Goal of the exercise: In the entries below, how many lines hold the string "note"? Give only the number.

Task inputs:
****************
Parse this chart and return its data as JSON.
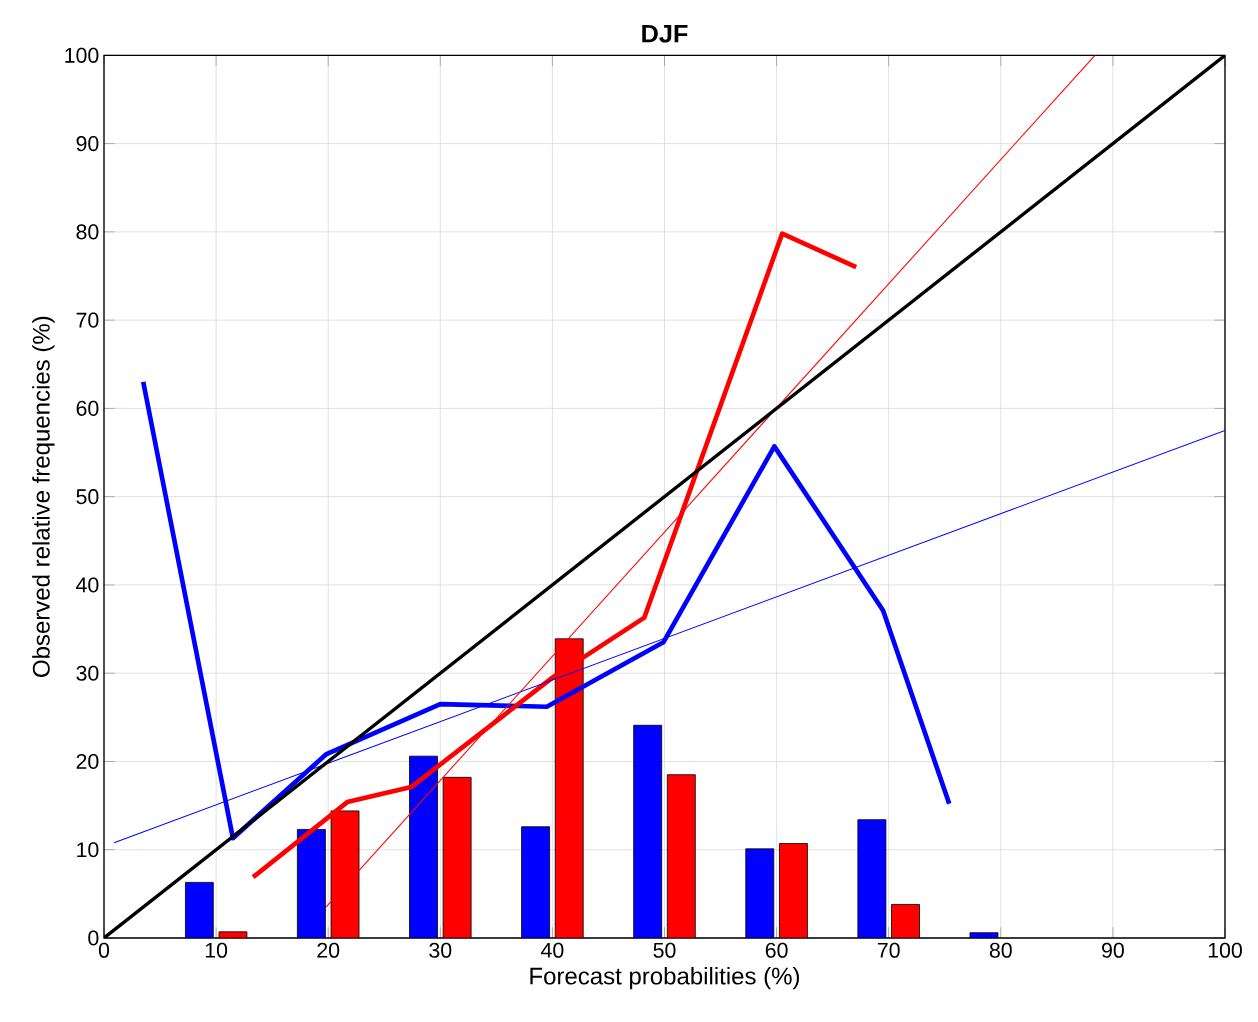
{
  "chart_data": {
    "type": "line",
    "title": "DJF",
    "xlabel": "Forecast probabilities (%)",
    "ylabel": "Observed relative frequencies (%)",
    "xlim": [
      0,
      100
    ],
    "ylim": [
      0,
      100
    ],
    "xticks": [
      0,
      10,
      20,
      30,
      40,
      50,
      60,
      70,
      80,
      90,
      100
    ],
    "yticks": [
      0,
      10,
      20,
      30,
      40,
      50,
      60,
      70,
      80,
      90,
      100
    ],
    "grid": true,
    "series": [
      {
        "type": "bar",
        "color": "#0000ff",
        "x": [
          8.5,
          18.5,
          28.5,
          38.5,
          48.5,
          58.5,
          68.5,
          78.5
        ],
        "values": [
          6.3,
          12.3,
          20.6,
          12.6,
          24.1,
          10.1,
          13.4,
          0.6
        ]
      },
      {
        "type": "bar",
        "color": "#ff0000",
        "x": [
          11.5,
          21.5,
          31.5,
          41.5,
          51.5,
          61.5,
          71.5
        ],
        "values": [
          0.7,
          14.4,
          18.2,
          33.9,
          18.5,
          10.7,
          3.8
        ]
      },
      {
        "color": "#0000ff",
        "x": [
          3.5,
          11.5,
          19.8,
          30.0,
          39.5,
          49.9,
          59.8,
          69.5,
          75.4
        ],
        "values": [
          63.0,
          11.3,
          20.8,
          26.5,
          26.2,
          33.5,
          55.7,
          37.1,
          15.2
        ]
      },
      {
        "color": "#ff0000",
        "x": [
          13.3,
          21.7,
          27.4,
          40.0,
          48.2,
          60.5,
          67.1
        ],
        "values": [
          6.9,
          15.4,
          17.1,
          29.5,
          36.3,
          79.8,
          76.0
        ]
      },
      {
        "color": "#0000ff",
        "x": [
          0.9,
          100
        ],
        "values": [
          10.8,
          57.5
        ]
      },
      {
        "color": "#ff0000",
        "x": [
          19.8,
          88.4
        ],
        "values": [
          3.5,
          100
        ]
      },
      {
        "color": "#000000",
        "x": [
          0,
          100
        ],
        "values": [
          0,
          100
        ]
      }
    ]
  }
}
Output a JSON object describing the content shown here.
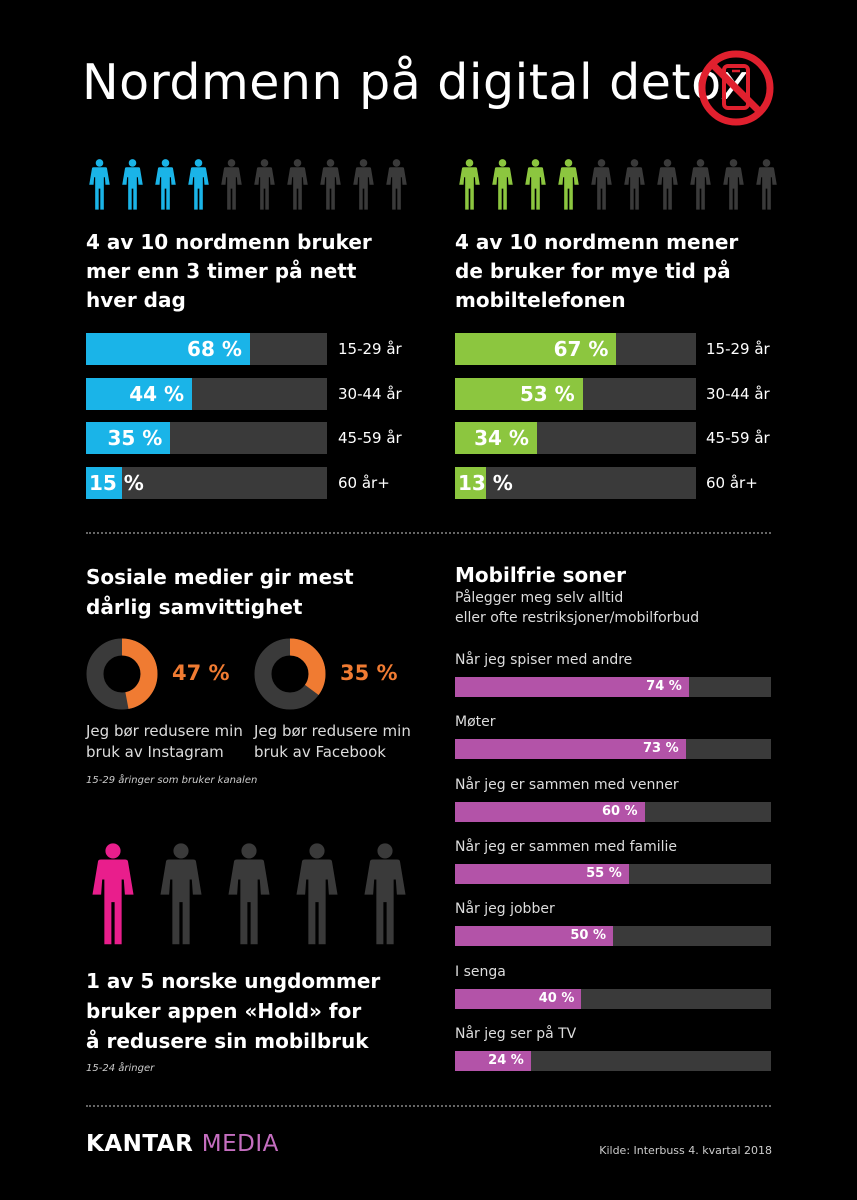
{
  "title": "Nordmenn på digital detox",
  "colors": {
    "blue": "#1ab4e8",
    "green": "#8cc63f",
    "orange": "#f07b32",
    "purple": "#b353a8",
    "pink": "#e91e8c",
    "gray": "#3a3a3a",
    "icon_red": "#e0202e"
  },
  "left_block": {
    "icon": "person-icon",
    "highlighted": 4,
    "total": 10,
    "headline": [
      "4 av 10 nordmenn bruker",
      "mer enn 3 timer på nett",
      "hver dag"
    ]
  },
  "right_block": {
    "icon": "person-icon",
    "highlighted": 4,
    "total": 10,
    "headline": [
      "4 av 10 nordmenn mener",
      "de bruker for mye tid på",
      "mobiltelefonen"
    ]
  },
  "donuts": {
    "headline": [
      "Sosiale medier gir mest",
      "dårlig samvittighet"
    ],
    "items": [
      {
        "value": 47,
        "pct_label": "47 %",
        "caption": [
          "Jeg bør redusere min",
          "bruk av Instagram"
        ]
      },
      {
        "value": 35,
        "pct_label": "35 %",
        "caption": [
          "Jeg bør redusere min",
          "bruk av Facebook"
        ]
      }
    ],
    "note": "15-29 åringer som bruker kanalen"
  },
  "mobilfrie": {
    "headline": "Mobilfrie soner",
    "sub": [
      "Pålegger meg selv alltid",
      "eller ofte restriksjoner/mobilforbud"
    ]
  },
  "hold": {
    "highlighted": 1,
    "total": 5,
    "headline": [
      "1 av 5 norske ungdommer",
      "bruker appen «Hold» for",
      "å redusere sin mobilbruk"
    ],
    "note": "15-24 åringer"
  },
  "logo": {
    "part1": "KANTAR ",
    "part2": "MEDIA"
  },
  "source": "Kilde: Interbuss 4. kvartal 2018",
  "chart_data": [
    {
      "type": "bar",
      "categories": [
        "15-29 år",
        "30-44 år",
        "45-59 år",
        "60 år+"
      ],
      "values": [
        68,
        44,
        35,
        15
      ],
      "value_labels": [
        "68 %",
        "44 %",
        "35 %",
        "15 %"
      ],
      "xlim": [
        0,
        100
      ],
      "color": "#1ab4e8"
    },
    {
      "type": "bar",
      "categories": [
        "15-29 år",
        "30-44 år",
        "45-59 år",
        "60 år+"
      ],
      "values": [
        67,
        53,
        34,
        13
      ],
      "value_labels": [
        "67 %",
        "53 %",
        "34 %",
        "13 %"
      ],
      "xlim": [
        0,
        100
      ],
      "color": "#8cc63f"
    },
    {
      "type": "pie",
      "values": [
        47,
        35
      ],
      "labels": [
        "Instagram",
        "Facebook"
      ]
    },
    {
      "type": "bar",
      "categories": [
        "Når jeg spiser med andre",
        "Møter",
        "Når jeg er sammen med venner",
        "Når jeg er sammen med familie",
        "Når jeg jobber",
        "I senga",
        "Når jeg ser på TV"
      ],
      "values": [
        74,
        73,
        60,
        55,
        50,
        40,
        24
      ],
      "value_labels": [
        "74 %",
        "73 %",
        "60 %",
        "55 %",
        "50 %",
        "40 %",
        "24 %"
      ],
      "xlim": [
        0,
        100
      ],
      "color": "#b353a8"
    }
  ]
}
****************
Result of this task: 2